Goal of the exercise: Repeat all of the material below exactly as written, images excluded.

Dataset records:
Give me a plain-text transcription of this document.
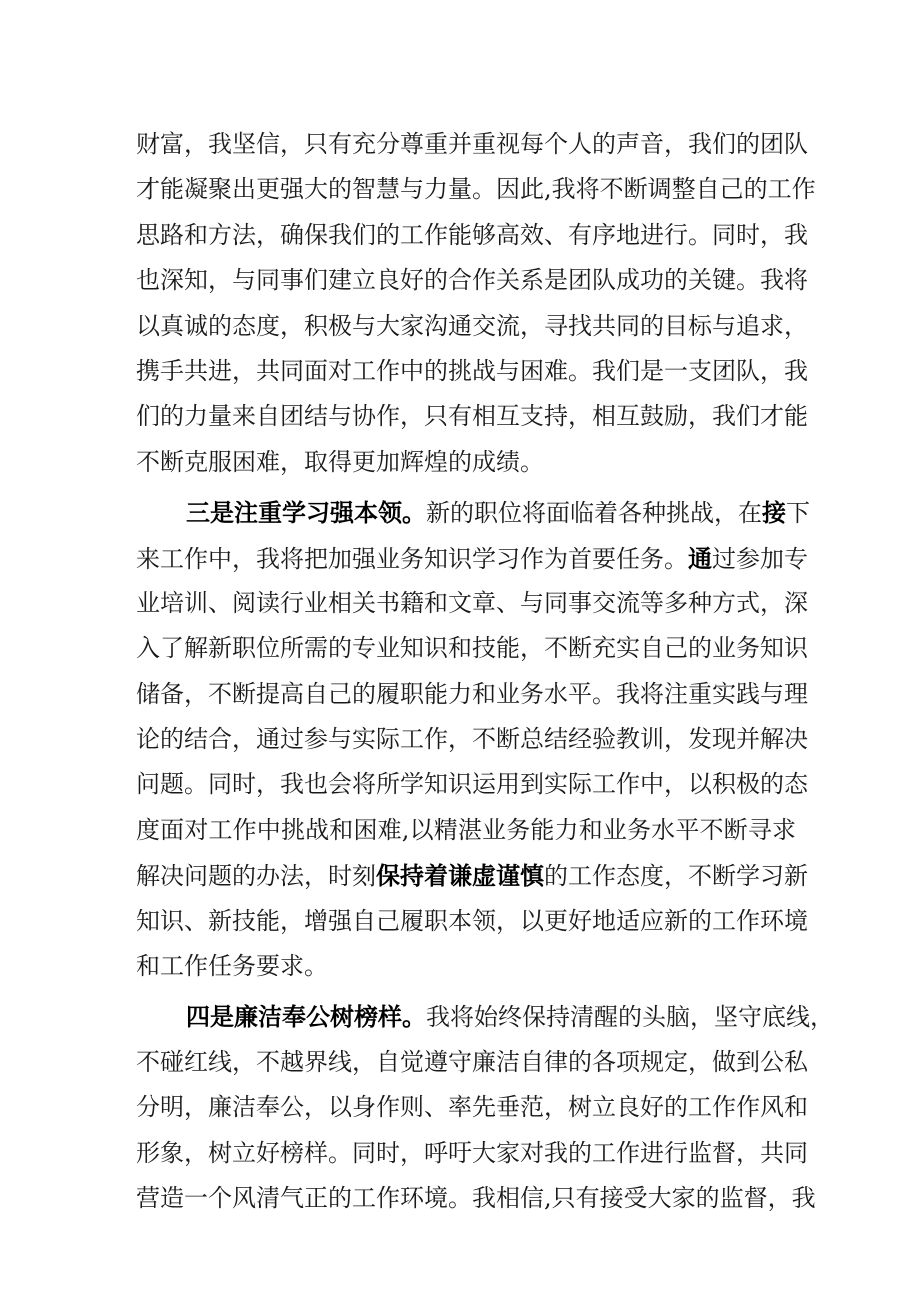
财富，我坚信，只有充分尊重并重视每个人的声音，我们的团队
才能凝聚出更强大的智慧与力量。因此,我将不断调整自己的工作
思路和方法，确保我们的工作能够高效、有序地进行。同时，我
也深知，与同事们建立良好的合作关系是团队成功的关键。我将
以真诚的态度，积极与大家沟通交流，寻找共同的目标与追求，
携手共进，共同面对工作中的挑战与困难。我们是一支团队，我
们的力量来自团结与协作，只有相互支持，相互鼓励，我们才能
不断克服困难，取得更加辉煌的成绩。
三是注重学习强本领。新的职位将面临着各种挑战，在接下
来工作中，我将把加强业务知识学习作为首要任务。通过参加专
业培训、阅读行业相关书籍和文章、与同事交流等多种方式，深
入了解新职位所需的专业知识和技能，不断充实自己的业务知识
储备，不断提高自己的履职能力和业务水平。我将注重实践与理
论的结合，通过参与实际工作，不断总结经验教训，发现并解决
问题。同时，我也会将所学知识运用到实际工作中，以积极的态
度面对工作中挑战和困难,以精湛业务能力和业务水平不断寻求
解决问题的办法，时刻保持着谦虚谨慎的工作态度，不断学习新
知识、新技能，增强自己履职本领，以更好地适应新的工作环境
和工作任务要求。
四是廉洁奉公树榜样。我将始终保持清醒的头脑，坚守底线，
不碰红线，不越界线，自觉遵守廉洁自律的各项规定，做到公私
分明，廉洁奉公，以身作则、率先垂范，树立良好的工作作风和
形象，树立好榜样。同时，呼吁大家对我的工作进行监督，共同
营造一个风清气正的工作环境。我相信,只有接受大家的监督，我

In response:
Give me a plain-text transcription of this document.
财富，我坚信，只有充分尊重并重视每个人的声音，我们的团队
才能凝聚出更强大的智慧与力量。因此,我将不断调整自己的工作
思路和方法，确保我们的工作能够高效、有序地进行。同时，我
也深知，与同事们建立良好的合作关系是团队成功的关键。我将
以真诚的态度，积极与大家沟通交流，寻找共同的目标与追求，
携手共进，共同面对工作中的挑战与困难。我们是一支团队，我
们的力量来自团结与协作，只有相互支持，相互鼓励，我们才能
不断克服困难，取得更加辉煌的成绩。
三是注重学习强本领。新的职位将面临着各种挑战，在接下
来工作中，我将把加强业务知识学习作为首要任务。通过参加专
业培训、阅读行业相关书籍和文章、与同事交流等多种方式，深
入了解新职位所需的专业知识和技能，不断充实自己的业务知识
储备，不断提高自己的履职能力和业务水平。我将注重实践与理
论的结合，通过参与实际工作，不断总结经验教训，发现并解决
问题。同时，我也会将所学知识运用到实际工作中，以积极的态
度面对工作中挑战和困难,以精湛业务能力和业务水平不断寻求
解决问题的办法，时刻保持着谦虚谨慎的工作态度，不断学习新
知识、新技能，增强自己履职本领，以更好地适应新的工作环境
和工作任务要求。
四是廉洁奉公树榜样。我将始终保持清醒的头脑，坚守底线，
不碰红线，不越界线，自觉遵守廉洁自律的各项规定，做到公私
分明，廉洁奉公，以身作则、率先垂范，树立良好的工作作风和
形象，树立好榜样。同时，呼吁大家对我的工作进行监督，共同
营造一个风清气正的工作环境。我相信,只有接受大家的监督，我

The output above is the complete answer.